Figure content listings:

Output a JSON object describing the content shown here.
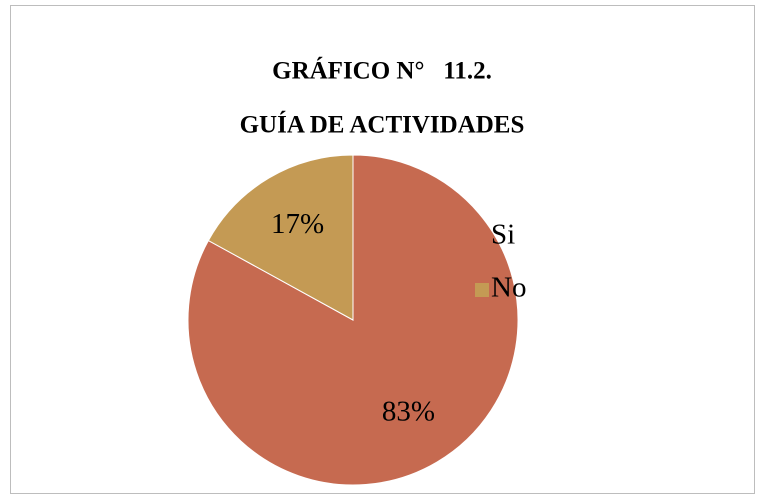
{
  "chart_data": {
    "type": "pie",
    "title": "GRÁFICO N°   11.2.",
    "subtitle": "GUÍA DE ACTIVIDADES",
    "categories": [
      "Si",
      "No"
    ],
    "values": [
      83,
      17
    ],
    "value_labels": [
      "83%",
      "17%"
    ],
    "colors": [
      "#c66a50",
      "#c49a54"
    ],
    "legend": "right"
  }
}
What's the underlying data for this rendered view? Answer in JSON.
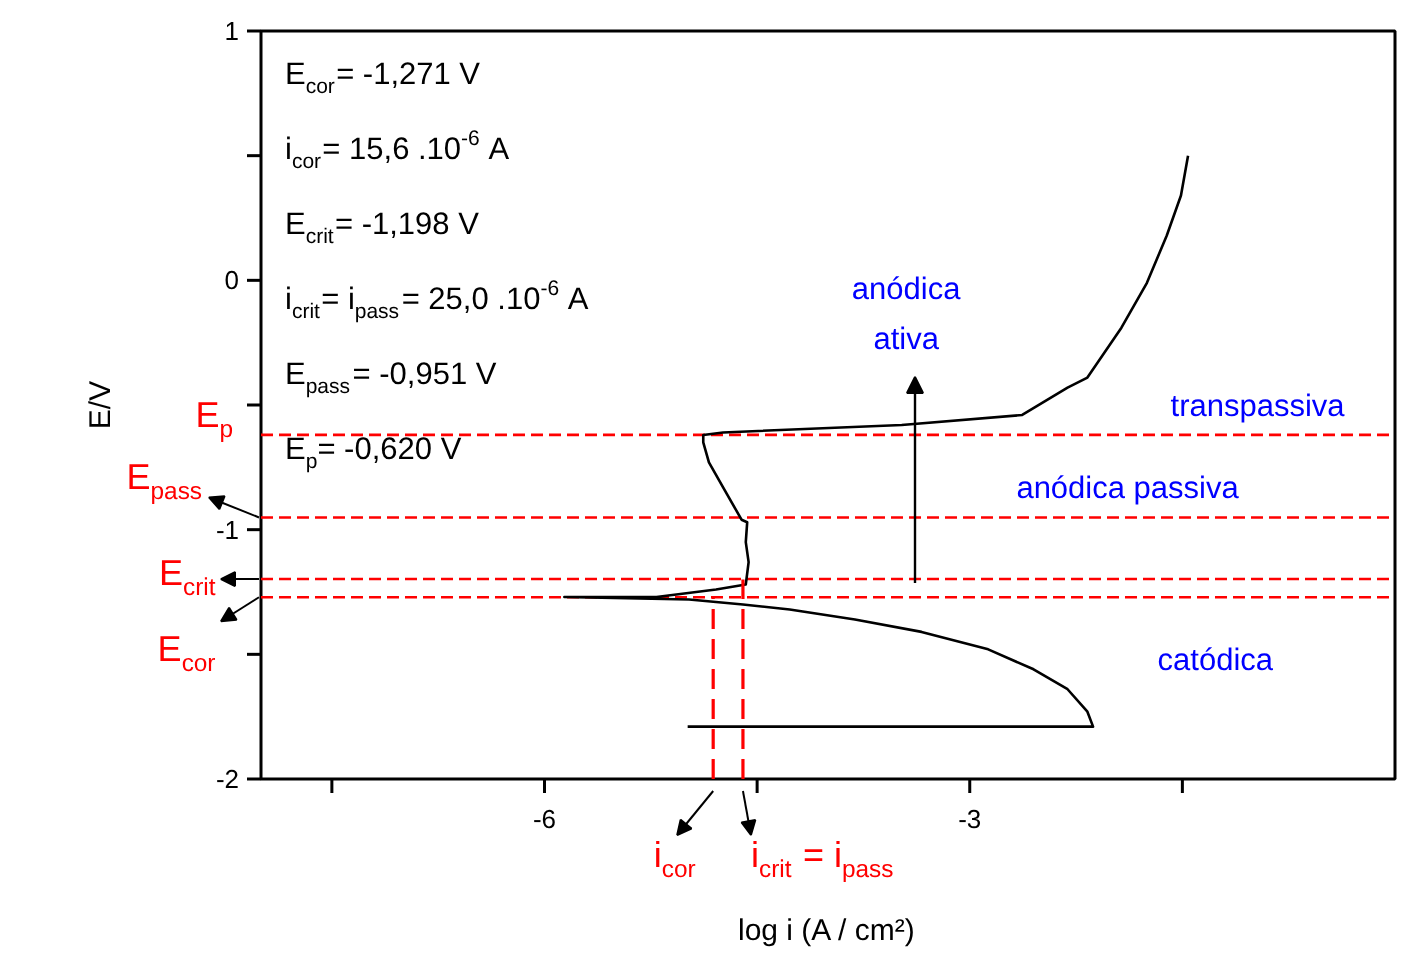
{
  "chart_data": {
    "type": "line",
    "xlabel": "log i (A / cm²)",
    "ylabel": "E/V",
    "xlim": [
      -8,
      0
    ],
    "ylim": [
      -2,
      1
    ],
    "xticks": [
      {
        "value": -7.5,
        "label": null
      },
      -6,
      {
        "value": -4.5,
        "label": null
      },
      -3,
      {
        "value": -1.5,
        "label": null
      }
    ],
    "yticks": [
      -2,
      {
        "value": -1.5,
        "label": null
      },
      -1,
      {
        "value": -0.5,
        "label": null
      },
      0,
      {
        "value": 0.5,
        "label": null
      },
      1
    ],
    "grid": false,
    "marker": "none",
    "series": [
      {
        "color": "#000000",
        "line_style": "solid",
        "x": [
          -4.99,
          -2.13,
          -2.17,
          -2.31,
          -2.55,
          -2.87,
          -3.34,
          -3.81,
          -4.27,
          -4.6,
          -4.98,
          -5.86,
          -5.21,
          -4.79,
          -4.58,
          -4.56,
          -4.58,
          -4.57,
          -4.61,
          -4.74,
          -4.84,
          -4.88,
          -4.88,
          -4.74,
          -3.48,
          -2.63,
          -2.31,
          -2.17,
          -1.93,
          -1.75,
          -1.61,
          -1.51,
          -1.46
        ],
        "values": [
          -1.79,
          -1.79,
          -1.73,
          -1.64,
          -1.56,
          -1.48,
          -1.41,
          -1.36,
          -1.32,
          -1.3,
          -1.28,
          -1.27,
          -1.27,
          -1.24,
          -1.22,
          -1.13,
          -1.05,
          -0.97,
          -0.96,
          -0.83,
          -0.73,
          -0.65,
          -0.62,
          -0.61,
          -0.58,
          -0.54,
          -0.43,
          -0.39,
          -0.19,
          -0.01,
          0.18,
          0.34,
          0.5
        ]
      },
      {
        "name": "i$_{cor}$",
        "color": "#ff0000",
        "line_style": "dashed",
        "x": [
          -4.81,
          -4.81
        ],
        "values": [
          -2,
          -1.27
        ]
      },
      {
        "name": "i$_{crit}$ = i$_{pass}$",
        "color": "#ff0000",
        "line_style": "dashed",
        "x": [
          -4.6,
          -4.6
        ],
        "values": [
          -2,
          -1.2
        ]
      }
    ],
    "ref_lines": [
      {
        "axis": "y",
        "value": -0.62,
        "label": "E$_{p}$",
        "color": "#ff0000",
        "line_style": "dashed"
      },
      {
        "axis": "y",
        "value": -0.951,
        "label": "E$_{pass}$",
        "color": "#ff0000",
        "line_style": "dashed"
      },
      {
        "axis": "y",
        "value": -1.198,
        "label": "E$_{crit}$",
        "color": "#ff0000",
        "line_style": "dashed"
      },
      {
        "axis": "y",
        "value": -1.271,
        "label": "E$_{cor}$",
        "color": "#ff0000",
        "line_style": "dashed"
      }
    ],
    "annotations": [
      "E$_{cor}$= -1,271 V",
      "i$_{cor}$= 15,6 .10$^{-6}$ A",
      "E$_{crit}$= -1,198 V",
      "i$_{crit}$= i$_{pass}$= 25,0 .10$^{-6}$ A",
      "E$_{pass}$= -0,951 V",
      "E$_{p}$= -0,620 V",
      "anódica\nativa",
      "anódica passiva",
      "transpassiva",
      "catódica"
    ]
  }
}
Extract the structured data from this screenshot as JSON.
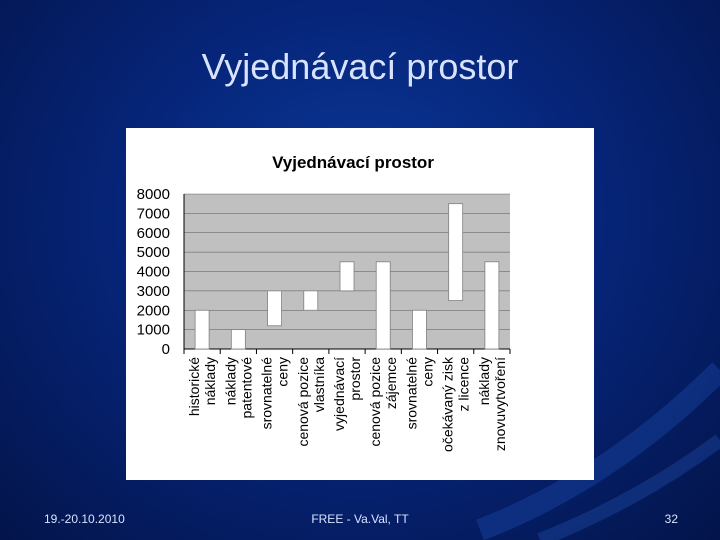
{
  "slide": {
    "title": "Vyjednávací prostor",
    "footer_date": "19.-20.10.2010",
    "footer_center": "FREE - Va.Val, TT",
    "page_number": "32"
  },
  "colors": {
    "background": "#06257a",
    "plot_area": "#c0c0c0",
    "bar_fill": "#ffffff",
    "bar_stroke": "#808080"
  },
  "chart_data": {
    "type": "bar",
    "subtype": "floating",
    "title": "Vyjednávací prostor",
    "xlabel": "",
    "ylabel": "",
    "ylim": [
      0,
      8000
    ],
    "yticks": [
      0,
      1000,
      2000,
      3000,
      4000,
      5000,
      6000,
      7000,
      8000
    ],
    "grid": true,
    "categories": [
      "historické náklady",
      "náklady patentové",
      "srovnatelné ceny",
      "cenová pozice vlastníka",
      "vyjednávací prostor",
      "cenová pozice zájemce",
      "srovnatelné ceny",
      "očekávaný zisk z licence",
      "náklady znovuvytvoření"
    ],
    "category_lines": [
      [
        "historické",
        "náklady"
      ],
      [
        "náklady",
        "patentové"
      ],
      [
        "srovnatelné",
        "ceny"
      ],
      [
        "cenová pozice",
        "vlastníka"
      ],
      [
        "vyjednávací",
        "prostor"
      ],
      [
        "cenová pozice",
        "zájemce"
      ],
      [
        "srovnatelné",
        "ceny"
      ],
      [
        "očekávaný zisk",
        "z licence"
      ],
      [
        "náklady",
        "znovuvytvoření"
      ]
    ],
    "series": [
      {
        "ranges": [
          [
            0,
            2000
          ],
          [
            0,
            1000
          ],
          [
            1200,
            3000
          ],
          [
            2000,
            3000
          ],
          [
            3000,
            4500
          ],
          [
            0,
            4500
          ],
          [
            0,
            2000
          ],
          [
            2500,
            7500
          ],
          [
            0,
            4500
          ]
        ]
      }
    ]
  }
}
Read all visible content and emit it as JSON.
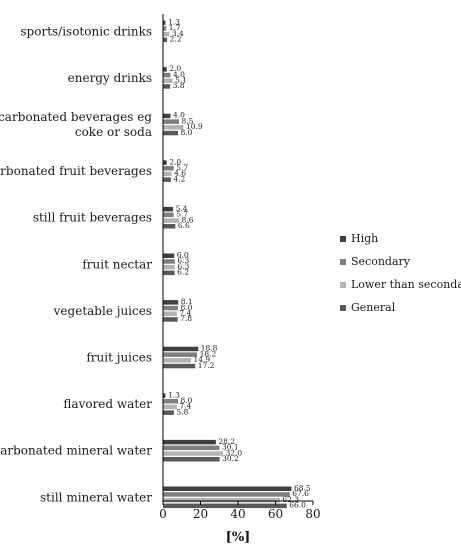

▸ **What you need to do**: Make a copy of each line that contains the string "zisk".

▸ **Exercise response**:
      "očekávaný zisk z licence",
        "očekávaný zisk",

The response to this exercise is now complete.